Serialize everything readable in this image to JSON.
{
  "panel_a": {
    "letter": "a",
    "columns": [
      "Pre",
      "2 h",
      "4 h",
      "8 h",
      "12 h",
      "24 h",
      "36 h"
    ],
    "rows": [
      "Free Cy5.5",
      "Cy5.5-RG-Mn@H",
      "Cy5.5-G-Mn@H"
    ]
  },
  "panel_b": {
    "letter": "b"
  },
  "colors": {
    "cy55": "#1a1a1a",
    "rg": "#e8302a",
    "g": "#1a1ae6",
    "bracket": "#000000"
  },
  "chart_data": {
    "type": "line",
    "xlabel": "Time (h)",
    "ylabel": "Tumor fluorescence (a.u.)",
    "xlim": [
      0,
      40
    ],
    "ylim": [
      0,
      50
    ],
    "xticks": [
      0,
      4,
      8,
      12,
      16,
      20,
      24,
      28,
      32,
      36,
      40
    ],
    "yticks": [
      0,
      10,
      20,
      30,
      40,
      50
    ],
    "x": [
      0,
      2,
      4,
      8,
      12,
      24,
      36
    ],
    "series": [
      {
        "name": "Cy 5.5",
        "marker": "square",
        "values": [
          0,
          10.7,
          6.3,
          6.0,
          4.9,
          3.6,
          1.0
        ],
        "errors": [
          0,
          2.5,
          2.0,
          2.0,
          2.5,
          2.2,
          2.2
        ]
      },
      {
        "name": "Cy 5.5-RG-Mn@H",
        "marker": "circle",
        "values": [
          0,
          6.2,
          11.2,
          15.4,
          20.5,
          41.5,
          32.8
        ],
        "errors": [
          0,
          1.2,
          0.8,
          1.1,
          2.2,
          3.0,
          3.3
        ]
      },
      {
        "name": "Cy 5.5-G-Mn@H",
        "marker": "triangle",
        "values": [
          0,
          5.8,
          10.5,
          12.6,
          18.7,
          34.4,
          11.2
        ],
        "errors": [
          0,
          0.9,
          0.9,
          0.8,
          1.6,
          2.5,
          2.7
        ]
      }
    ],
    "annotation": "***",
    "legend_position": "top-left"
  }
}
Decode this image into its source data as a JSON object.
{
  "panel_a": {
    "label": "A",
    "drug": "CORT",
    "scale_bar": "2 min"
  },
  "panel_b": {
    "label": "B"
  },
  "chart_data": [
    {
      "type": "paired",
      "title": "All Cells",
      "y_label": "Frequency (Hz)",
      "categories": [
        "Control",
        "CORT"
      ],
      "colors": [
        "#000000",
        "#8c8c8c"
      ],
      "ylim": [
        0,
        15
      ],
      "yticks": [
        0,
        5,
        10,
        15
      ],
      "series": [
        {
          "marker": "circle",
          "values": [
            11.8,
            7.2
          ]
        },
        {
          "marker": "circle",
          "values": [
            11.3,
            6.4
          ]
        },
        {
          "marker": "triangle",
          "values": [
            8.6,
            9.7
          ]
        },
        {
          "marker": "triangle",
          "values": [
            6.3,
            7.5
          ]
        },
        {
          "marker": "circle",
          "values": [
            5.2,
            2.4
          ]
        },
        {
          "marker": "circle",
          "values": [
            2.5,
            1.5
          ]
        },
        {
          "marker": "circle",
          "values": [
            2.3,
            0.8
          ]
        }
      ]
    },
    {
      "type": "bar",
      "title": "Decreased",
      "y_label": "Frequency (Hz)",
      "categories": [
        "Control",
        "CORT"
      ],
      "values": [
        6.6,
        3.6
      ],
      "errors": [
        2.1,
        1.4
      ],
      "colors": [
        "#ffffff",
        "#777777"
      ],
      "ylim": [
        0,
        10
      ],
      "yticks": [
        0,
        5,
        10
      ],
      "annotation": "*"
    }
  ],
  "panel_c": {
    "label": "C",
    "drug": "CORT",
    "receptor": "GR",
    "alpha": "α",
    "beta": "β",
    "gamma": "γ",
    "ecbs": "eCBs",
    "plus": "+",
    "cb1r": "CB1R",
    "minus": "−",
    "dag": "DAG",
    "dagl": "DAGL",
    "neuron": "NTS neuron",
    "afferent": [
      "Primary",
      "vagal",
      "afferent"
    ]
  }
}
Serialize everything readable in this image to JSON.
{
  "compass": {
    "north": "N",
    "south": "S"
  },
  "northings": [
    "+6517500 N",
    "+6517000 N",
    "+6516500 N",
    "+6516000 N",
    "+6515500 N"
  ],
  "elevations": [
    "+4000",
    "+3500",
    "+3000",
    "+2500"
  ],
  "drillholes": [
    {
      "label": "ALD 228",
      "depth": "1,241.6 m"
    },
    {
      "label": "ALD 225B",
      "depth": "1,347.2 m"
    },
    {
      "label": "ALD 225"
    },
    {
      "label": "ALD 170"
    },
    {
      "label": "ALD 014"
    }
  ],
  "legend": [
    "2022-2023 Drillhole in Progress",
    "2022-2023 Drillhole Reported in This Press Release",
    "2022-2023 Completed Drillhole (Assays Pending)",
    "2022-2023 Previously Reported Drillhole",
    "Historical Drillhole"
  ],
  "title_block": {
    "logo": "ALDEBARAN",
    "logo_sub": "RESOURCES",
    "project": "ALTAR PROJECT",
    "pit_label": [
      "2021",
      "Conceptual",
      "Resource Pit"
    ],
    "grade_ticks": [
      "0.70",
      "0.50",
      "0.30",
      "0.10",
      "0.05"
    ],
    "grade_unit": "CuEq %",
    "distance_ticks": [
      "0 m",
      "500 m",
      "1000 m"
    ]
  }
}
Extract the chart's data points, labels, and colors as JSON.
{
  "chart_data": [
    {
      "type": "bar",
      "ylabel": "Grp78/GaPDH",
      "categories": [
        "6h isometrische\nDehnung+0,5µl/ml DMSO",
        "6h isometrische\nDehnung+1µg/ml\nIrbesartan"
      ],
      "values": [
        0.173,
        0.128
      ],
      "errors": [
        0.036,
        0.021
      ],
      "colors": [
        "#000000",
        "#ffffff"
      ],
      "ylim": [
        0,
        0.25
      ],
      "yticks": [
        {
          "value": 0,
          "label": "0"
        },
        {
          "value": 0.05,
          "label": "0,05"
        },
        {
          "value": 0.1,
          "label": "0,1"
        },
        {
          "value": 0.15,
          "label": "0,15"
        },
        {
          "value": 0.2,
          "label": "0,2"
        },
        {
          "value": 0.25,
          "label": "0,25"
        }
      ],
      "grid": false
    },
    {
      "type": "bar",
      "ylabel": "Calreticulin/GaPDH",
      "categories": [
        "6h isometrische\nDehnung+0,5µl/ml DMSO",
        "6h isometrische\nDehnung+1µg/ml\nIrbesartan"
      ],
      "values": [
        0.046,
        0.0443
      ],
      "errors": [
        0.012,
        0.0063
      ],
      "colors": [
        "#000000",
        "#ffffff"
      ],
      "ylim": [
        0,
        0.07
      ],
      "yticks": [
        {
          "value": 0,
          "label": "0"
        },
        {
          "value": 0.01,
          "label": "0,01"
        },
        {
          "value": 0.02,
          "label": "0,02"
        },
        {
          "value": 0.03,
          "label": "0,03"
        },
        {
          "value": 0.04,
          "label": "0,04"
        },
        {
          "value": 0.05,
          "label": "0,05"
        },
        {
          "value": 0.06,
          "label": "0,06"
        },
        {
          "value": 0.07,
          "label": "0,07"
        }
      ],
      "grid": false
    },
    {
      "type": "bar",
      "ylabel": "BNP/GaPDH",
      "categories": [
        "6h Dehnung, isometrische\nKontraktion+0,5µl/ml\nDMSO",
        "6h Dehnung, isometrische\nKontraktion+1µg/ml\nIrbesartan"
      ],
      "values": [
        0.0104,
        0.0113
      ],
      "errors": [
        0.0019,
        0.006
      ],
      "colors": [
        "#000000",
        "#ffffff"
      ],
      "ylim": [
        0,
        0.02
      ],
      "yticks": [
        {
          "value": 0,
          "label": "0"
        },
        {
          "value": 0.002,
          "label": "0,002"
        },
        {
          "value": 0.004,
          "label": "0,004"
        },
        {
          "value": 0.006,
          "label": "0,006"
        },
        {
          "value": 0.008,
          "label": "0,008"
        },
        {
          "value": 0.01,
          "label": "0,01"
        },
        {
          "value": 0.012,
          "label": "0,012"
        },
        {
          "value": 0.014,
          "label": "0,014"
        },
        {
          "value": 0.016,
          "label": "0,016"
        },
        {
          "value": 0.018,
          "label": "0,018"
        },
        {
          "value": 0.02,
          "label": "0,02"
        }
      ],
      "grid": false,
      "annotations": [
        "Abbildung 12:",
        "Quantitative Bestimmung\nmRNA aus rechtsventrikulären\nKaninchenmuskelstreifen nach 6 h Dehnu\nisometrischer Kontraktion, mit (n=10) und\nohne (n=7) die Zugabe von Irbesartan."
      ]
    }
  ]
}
------------------------------------
• [Exercise details]:
Report the lines above that have the word "JSON" in them.

• [Output of the exercise]:
Serialize everything readable in this image to JSON.
Decode this image into its source data as a JSON object.
Serialize everything readable in this image to JSON.
Extract the chart's data points, labels, and colors as JSON.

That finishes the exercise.